Stored data entries
****************************************

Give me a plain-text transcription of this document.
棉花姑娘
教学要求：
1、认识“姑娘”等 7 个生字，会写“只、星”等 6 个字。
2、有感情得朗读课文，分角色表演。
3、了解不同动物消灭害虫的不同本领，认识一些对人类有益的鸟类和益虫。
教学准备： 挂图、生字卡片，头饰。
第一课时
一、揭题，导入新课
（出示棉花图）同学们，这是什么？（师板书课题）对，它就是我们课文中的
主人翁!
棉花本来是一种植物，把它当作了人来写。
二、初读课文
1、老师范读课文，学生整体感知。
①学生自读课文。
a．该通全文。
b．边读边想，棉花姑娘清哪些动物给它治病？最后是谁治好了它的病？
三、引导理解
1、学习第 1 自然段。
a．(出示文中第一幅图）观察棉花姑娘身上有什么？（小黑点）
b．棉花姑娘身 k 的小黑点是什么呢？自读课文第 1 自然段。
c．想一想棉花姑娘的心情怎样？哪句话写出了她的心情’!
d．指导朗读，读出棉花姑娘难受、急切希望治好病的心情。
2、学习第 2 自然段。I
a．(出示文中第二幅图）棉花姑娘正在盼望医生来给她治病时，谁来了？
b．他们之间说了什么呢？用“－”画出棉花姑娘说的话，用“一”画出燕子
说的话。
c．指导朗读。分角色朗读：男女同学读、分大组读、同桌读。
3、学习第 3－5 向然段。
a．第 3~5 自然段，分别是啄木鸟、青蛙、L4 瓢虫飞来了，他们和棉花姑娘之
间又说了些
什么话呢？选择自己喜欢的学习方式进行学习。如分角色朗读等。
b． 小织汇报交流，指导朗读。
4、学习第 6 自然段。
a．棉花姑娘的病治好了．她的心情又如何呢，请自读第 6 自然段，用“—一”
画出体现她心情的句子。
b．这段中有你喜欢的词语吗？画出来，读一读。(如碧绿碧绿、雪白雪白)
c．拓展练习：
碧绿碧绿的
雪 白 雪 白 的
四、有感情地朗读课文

****************************************

> **Exercise prompt**:
From the data above, copy each line that holds "指导朗读".

> **Solution to the problem**:
d．指导朗读，读出棉花姑娘难受、急切希望治好病的心情。
c．指导朗读。分角色朗读：男女同学读、分大组读、同桌读。
b． 小织汇报交流，指导朗读。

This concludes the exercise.